>> begin Entries provided

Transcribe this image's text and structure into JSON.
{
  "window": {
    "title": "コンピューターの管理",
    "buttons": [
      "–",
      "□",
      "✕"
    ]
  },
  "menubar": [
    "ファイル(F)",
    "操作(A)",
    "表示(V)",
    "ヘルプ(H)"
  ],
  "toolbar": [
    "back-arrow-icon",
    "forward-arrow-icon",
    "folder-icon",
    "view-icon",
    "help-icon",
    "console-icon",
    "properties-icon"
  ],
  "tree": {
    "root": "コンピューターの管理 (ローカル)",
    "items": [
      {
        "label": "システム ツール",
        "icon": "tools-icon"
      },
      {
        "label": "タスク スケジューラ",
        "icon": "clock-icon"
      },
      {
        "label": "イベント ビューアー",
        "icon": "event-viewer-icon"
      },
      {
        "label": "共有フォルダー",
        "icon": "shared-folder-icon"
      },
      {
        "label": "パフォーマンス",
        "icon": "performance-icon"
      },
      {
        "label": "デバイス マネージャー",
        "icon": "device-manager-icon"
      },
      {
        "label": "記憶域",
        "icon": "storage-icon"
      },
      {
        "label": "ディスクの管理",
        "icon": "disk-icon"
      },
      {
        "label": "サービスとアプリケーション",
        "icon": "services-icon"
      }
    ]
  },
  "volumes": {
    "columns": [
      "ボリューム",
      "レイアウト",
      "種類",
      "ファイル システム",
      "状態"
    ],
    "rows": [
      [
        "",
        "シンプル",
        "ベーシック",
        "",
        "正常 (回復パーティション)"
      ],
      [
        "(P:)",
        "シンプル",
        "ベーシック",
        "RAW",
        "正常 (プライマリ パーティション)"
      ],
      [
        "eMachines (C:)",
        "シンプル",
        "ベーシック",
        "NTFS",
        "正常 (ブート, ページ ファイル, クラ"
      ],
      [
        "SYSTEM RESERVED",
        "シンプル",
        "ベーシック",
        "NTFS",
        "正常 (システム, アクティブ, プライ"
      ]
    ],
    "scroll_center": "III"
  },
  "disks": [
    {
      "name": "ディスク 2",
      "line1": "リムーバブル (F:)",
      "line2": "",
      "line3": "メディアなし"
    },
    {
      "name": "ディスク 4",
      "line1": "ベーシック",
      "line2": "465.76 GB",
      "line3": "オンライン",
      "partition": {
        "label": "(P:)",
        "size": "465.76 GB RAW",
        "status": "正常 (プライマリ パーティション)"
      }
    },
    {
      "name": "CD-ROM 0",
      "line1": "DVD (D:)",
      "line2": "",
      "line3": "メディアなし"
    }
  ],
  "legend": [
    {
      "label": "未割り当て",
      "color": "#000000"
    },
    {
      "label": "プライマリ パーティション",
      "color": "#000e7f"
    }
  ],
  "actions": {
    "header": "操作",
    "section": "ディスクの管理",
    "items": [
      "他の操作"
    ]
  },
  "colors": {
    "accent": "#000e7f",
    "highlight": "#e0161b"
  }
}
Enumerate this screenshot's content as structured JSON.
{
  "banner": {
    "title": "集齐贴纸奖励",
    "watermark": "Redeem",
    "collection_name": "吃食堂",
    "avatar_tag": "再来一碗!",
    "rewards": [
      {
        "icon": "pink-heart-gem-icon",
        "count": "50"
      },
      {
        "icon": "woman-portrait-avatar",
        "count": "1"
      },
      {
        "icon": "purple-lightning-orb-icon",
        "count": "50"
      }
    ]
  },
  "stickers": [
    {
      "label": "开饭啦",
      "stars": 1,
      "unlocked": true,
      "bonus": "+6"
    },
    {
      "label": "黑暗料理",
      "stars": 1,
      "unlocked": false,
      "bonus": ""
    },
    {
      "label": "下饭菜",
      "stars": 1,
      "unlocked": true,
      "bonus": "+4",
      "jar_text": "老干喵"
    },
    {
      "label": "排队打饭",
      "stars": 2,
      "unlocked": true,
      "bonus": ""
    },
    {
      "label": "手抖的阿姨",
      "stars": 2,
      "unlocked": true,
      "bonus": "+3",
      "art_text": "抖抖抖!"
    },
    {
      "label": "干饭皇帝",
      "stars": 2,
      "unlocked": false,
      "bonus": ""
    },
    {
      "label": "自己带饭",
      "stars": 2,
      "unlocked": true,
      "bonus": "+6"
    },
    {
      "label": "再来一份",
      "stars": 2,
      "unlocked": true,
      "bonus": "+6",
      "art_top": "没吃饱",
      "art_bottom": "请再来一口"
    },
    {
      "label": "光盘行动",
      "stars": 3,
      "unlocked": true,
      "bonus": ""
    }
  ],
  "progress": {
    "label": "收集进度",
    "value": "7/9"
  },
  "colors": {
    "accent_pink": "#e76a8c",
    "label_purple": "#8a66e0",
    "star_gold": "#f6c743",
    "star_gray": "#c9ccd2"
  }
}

>> end Entries provided

* Task: Extract the complete listing verbatim.

* Task solution:
Transcribe this image's text and structure into JSON.
{
  "window": {
    "title": "コンピューターの管理",
    "buttons": [
      "–",
      "□",
      "✕"
    ]
  },
  "menubar": [
    "ファイル(F)",
    "操作(A)",
    "表示(V)",
    "ヘルプ(H)"
  ],
  "toolbar": [
    "back-arrow-icon",
    "forward-arrow-icon",
    "folder-icon",
    "view-icon",
    "help-icon",
    "console-icon",
    "properties-icon"
  ],
  "tree": {
    "root": "コンピューターの管理 (ローカル)",
    "items": [
      {
        "label": "システム ツール",
        "icon": "tools-icon"
      },
      {
        "label": "タスク スケジューラ",
        "icon": "clock-icon"
      },
      {
        "label": "イベント ビューアー",
        "icon": "event-viewer-icon"
      },
      {
        "label": "共有フォルダー",
        "icon": "shared-folder-icon"
      },
      {
        "label": "パフォーマンス",
        "icon": "performance-icon"
      },
      {
        "label": "デバイス マネージャー",
        "icon": "device-manager-icon"
      },
      {
        "label": "記憶域",
        "icon": "storage-icon"
      },
      {
        "label": "ディスクの管理",
        "icon": "disk-icon"
      },
      {
        "label": "サービスとアプリケーション",
        "icon": "services-icon"
      }
    ]
  },
  "volumes": {
    "columns": [
      "ボリューム",
      "レイアウト",
      "種類",
      "ファイル システム",
      "状態"
    ],
    "rows": [
      [
        "",
        "シンプル",
        "ベーシック",
        "",
        "正常 (回復パーティション)"
      ],
      [
        "(P:)",
        "シンプル",
        "ベーシック",
        "RAW",
        "正常 (プライマリ パーティション)"
      ],
      [
        "eMachines (C:)",
        "シンプル",
        "ベーシック",
        "NTFS",
        "正常 (ブート, ページ ファイル, クラ"
      ],
      [
        "SYSTEM RESERVED",
        "シンプル",
        "ベーシック",
        "NTFS",
        "正常 (システム, アクティブ, プライ"
      ]
    ],
    "scroll_center": "III"
  },
  "disks": [
    {
      "name": "ディスク 2",
      "line1": "リムーバブル (F:)",
      "line2": "",
      "line3": "メディアなし"
    },
    {
      "name": "ディスク 4",
      "line1": "ベーシック",
      "line2": "465.76 GB",
      "line3": "オンライン",
      "partition": {
        "label": "(P:)",
        "size": "465.76 GB RAW",
        "status": "正常 (プライマリ パーティション)"
      }
    },
    {
      "name": "CD-ROM 0",
      "line1": "DVD (D:)",
      "line2": "",
      "line3": "メディアなし"
    }
  ],
  "legend": [
    {
      "label": "未割り当て",
      "color": "#000000"
    },
    {
      "label": "プライマリ パーティション",
      "color": "#000e7f"
    }
  ],
  "actions": {
    "header": "操作",
    "section": "ディスクの管理",
    "items": [
      "他の操作"
    ]
  },
  "colors": {
    "accent": "#000e7f",
    "highlight": "#e0161b"
  }
}
Enumerate this screenshot's content as structured JSON.
{
  "banner": {
    "title": "集齐贴纸奖励",
    "watermark": "Redeem",
    "collection_name": "吃食堂",
    "avatar_tag": "再来一碗!",
    "rewards": [
      {
        "icon": "pink-heart-gem-icon",
        "count": "50"
      },
      {
        "icon": "woman-portrait-avatar",
        "count": "1"
      },
      {
        "icon": "purple-lightning-orb-icon",
        "count": "50"
      }
    ]
  },
  "stickers": [
    {
      "label": "开饭啦",
      "stars": 1,
      "unlocked": true,
      "bonus": "+6"
    },
    {
      "label": "黑暗料理",
      "stars": 1,
      "unlocked": false,
      "bonus": ""
    },
    {
      "label": "下饭菜",
      "stars": 1,
      "unlocked": true,
      "bonus": "+4",
      "jar_text": "老干喵"
    },
    {
      "label": "排队打饭",
      "stars": 2,
      "unlocked": true,
      "bonus": ""
    },
    {
      "label": "手抖的阿姨",
      "stars": 2,
      "unlocked": true,
      "bonus": "+3",
      "art_text": "抖抖抖!"
    },
    {
      "label": "干饭皇帝",
      "stars": 2,
      "unlocked": false,
      "bonus": ""
    },
    {
      "label": "自己带饭",
      "stars": 2,
      "unlocked": true,
      "bonus": "+6"
    },
    {
      "label": "再来一份",
      "stars": 2,
      "unlocked": true,
      "bonus": "+6",
      "art_top": "没吃饱",
      "art_bottom": "请再来一口"
    },
    {
      "label": "光盘行动",
      "stars": 3,
      "unlocked": true,
      "bonus": ""
    }
  ],
  "progress": {
    "label": "收集进度",
    "value": "7/9"
  },
  "colors": {
    "accent_pink": "#e76a8c",
    "label_purple": "#8a66e0",
    "star_gold": "#f6c743",
    "star_gray": "#c9ccd2"
  }
}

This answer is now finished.